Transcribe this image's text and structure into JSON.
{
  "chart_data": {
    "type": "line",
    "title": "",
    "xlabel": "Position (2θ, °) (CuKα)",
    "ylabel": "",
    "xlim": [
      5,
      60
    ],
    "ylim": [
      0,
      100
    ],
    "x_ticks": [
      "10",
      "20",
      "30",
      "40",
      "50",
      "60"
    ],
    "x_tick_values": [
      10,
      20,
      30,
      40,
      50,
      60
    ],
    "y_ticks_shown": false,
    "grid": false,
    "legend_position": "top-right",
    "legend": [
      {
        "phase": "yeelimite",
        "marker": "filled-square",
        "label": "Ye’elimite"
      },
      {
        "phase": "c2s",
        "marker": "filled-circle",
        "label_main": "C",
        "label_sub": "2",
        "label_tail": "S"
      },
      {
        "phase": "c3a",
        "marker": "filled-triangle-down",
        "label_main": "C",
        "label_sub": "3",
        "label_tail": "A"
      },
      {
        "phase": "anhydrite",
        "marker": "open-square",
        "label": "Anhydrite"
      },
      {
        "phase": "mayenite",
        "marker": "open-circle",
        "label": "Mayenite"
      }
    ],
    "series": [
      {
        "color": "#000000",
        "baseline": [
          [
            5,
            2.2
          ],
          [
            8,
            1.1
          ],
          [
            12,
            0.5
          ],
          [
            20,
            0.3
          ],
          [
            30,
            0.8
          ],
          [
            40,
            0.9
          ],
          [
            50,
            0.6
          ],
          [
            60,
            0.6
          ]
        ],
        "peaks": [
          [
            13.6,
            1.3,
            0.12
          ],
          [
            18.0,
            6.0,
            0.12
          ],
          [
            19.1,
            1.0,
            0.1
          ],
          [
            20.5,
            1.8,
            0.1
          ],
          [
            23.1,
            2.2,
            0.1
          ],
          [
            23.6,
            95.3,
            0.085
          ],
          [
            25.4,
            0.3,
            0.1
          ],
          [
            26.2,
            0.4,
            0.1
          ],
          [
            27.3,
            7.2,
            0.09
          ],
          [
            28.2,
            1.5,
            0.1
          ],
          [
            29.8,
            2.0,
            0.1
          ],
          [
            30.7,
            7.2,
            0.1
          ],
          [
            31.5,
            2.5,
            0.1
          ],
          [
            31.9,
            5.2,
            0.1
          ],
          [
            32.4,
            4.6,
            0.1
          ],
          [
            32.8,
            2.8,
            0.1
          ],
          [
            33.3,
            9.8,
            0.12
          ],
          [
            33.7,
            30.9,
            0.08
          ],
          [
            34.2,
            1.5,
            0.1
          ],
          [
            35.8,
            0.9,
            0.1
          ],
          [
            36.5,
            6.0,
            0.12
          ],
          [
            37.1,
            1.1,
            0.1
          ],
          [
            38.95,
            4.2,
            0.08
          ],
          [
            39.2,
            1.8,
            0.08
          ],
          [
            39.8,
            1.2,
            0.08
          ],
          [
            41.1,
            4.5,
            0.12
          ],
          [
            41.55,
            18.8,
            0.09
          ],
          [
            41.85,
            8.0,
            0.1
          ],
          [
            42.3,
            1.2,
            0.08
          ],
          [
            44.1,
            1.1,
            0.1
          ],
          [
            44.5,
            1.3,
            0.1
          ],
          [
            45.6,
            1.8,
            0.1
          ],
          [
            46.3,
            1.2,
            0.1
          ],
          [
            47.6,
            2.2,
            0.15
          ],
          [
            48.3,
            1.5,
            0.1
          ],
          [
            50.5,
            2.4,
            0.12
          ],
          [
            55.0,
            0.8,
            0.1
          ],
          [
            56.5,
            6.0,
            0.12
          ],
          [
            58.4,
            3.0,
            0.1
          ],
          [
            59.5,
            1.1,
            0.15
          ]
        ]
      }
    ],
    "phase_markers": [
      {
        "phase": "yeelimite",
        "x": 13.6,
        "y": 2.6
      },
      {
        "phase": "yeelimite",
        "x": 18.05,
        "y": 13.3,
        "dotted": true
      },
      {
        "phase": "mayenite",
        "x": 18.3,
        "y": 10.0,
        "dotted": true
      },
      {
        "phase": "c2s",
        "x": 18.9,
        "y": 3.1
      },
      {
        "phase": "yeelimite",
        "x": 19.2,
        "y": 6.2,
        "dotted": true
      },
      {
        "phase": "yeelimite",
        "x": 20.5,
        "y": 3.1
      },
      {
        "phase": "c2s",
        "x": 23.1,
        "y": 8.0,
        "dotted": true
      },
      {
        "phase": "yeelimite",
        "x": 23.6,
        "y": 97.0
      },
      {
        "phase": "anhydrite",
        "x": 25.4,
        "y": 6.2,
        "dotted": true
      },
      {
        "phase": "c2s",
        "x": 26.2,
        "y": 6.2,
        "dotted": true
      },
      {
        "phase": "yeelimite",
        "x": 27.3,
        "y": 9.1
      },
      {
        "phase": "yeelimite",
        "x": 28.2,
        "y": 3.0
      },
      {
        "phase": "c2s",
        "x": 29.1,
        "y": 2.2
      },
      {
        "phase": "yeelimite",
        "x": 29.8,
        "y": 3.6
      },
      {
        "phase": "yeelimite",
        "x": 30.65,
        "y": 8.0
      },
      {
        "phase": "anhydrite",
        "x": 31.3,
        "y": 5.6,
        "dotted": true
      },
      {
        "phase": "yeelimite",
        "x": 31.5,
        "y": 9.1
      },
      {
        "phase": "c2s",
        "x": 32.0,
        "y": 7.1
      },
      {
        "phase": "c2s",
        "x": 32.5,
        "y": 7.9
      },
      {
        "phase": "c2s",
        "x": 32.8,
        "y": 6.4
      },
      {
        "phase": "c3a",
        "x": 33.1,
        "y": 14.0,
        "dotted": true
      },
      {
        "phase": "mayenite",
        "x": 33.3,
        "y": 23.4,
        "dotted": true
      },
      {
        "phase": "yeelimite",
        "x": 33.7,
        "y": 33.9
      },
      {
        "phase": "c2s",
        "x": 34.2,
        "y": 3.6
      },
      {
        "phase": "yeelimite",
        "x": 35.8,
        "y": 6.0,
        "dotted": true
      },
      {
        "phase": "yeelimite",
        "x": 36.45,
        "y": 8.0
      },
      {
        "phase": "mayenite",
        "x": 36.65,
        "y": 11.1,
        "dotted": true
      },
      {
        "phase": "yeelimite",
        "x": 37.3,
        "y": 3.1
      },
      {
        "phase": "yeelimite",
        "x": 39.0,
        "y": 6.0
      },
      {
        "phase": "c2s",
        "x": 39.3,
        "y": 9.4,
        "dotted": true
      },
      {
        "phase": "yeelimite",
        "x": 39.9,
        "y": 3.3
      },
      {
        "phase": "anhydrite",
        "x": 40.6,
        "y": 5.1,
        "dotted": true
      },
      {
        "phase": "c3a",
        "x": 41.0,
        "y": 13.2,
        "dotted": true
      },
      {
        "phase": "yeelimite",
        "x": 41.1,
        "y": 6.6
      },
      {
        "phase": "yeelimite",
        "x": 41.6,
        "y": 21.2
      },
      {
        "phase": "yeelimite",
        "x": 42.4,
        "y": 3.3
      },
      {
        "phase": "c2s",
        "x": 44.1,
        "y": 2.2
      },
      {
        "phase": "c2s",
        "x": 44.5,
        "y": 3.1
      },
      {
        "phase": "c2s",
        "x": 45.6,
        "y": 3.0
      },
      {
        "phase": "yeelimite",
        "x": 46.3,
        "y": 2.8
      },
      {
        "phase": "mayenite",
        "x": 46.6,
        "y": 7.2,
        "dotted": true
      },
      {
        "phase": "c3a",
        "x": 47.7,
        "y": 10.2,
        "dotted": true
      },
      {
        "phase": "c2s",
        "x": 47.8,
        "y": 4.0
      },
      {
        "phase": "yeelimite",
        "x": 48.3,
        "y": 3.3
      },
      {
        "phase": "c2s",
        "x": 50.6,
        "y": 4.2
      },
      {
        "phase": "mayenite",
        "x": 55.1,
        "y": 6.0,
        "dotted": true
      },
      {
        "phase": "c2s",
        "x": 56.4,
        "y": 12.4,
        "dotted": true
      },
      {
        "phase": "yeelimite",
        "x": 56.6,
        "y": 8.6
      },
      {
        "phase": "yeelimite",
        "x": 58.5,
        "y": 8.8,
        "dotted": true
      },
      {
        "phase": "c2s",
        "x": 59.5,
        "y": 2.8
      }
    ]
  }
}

------------------------------------------------------------

* Job: Extract all lines containing the word "square".

* Exercise result:
        "marker": "filled-square",
        "marker": "open-square",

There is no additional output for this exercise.